Items:
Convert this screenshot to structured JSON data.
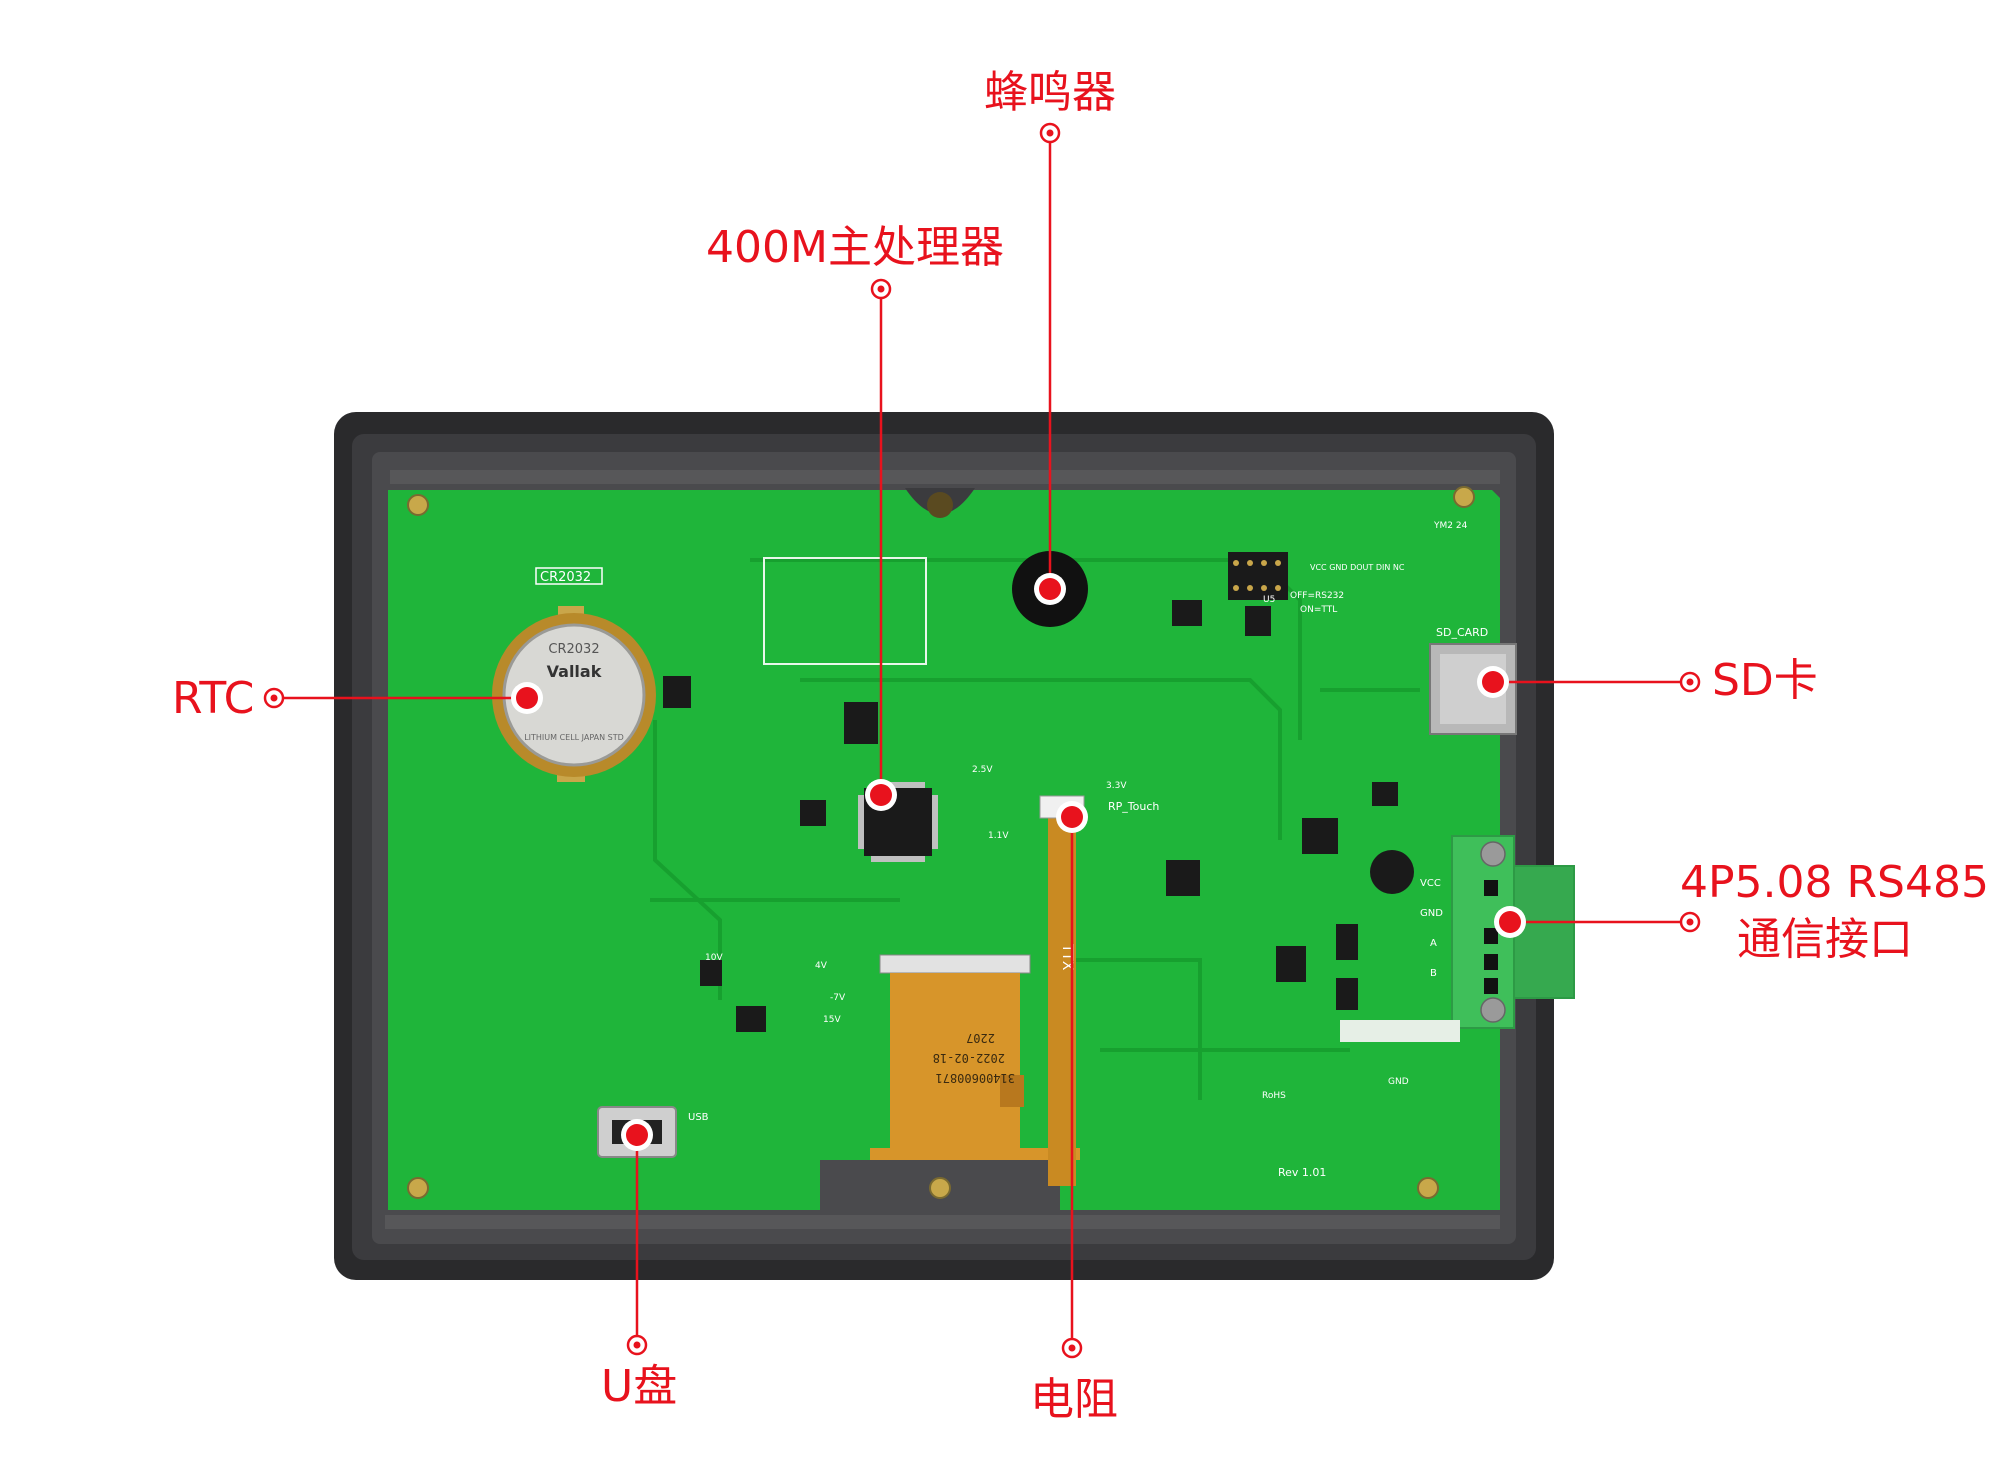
{
  "board": {
    "silkscreen": {
      "battery_label": "CR2032",
      "battery_brand": "Vallak",
      "battery_model": "CR2032",
      "battery_sub": "LITHIUM CELL JAPAN STD",
      "sd_label": "SD_CARD",
      "touch_label": "RP_Touch",
      "usb_label": "USB",
      "rev": "Rev 1.01",
      "gnd": "GND",
      "corner": "YM2 24",
      "serial": "31400600871",
      "date": "2022-02-18",
      "lot": "2207",
      "rohs": "RoHS",
      "mode": "OFF=RS232",
      "mode2": "ON=TTL",
      "u5": "U5",
      "pins": "VCC GND DOUT DIN NC",
      "v10": "10V",
      "v4": "4V",
      "v7": "-7V",
      "v15": "15V",
      "v25": "2.5V",
      "v11": "1.1V",
      "v33": "3.3V",
      "vcc": "VCC",
      "gndp": "GND",
      "a": "A",
      "b": "B",
      "flex_mark": "TTX"
    }
  },
  "callouts": {
    "buzzer": "蜂鸣器",
    "processor": "400M主处理器",
    "rtc": "RTC",
    "sd": "SD卡",
    "rs485_line1": "4P5.08 RS485",
    "rs485_line2": "通信接口",
    "usb": "U盘",
    "resistor": "电阻"
  },
  "colors": {
    "accent": "#e8121d",
    "pcb": "#1fb53a",
    "enclosure": "#2a2a2c",
    "terminal": "#3fbf5a",
    "flex": "#d7952a"
  }
}
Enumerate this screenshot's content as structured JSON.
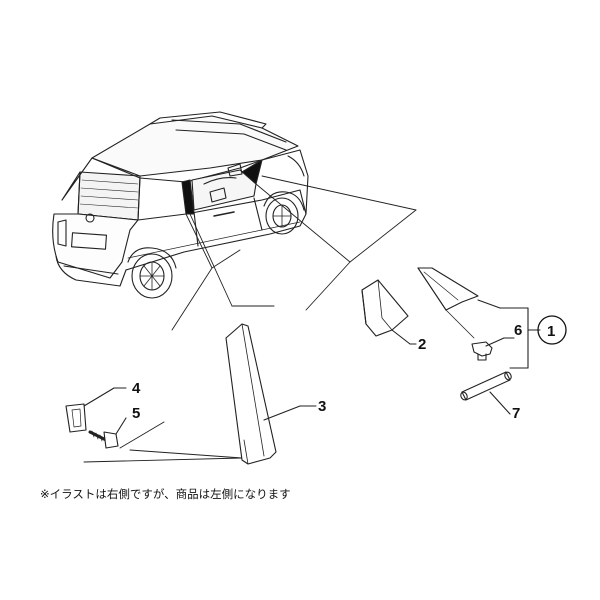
{
  "callouts": {
    "c1": "1",
    "c2": "2",
    "c3": "3",
    "c4": "4",
    "c5": "5",
    "c6": "6",
    "c7": "7"
  },
  "note": "※イラストは右側ですが、商品は左側になります"
}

Exercise details:
Copy all of the entries verbatim, leaving out any pictures they contain.

Response to the exercise:
Convert this screenshot to structured JSON data.
{
  "board": {
    "silkscreen": {
      "battery_label": "CR2032",
      "battery_brand": "Vallak",
      "battery_model": "CR2032",
      "battery_sub": "LITHIUM CELL JAPAN STD",
      "sd_label": "SD_CARD",
      "touch_label": "RP_Touch",
      "usb_label": "USB",
      "rev": "Rev 1.01",
      "gnd": "GND",
      "corner": "YM2 24",
      "serial": "31400600871",
      "date": "2022-02-18",
      "lot": "2207",
      "rohs": "RoHS",
      "mode": "OFF=RS232",
      "mode2": "ON=TTL",
      "u5": "U5",
      "pins": "VCC GND DOUT DIN NC",
      "v10": "10V",
      "v4": "4V",
      "v7": "-7V",
      "v15": "15V",
      "v25": "2.5V",
      "v11": "1.1V",
      "v33": "3.3V",
      "vcc": "VCC",
      "gndp": "GND",
      "a": "A",
      "b": "B",
      "flex_mark": "TTX"
    }
  },
  "callouts": {
    "buzzer": "蜂鸣器",
    "processor": "400M主处理器",
    "rtc": "RTC",
    "sd": "SD卡",
    "rs485_line1": "4P5.08 RS485",
    "rs485_line2": "通信接口",
    "usb": "U盘",
    "resistor": "电阻"
  },
  "colors": {
    "accent": "#e8121d",
    "pcb": "#1fb53a",
    "enclosure": "#2a2a2c",
    "terminal": "#3fbf5a",
    "flex": "#d7952a"
  }
}
Enumerate this screenshot's content as structured JSON.
{
  "callouts": {
    "c1": "1",
    "c2": "2",
    "c3": "3",
    "c4": "4",
    "c5": "5",
    "c6": "6",
    "c7": "7"
  },
  "note": "※イラストは右側ですが、商品は左側になります"
}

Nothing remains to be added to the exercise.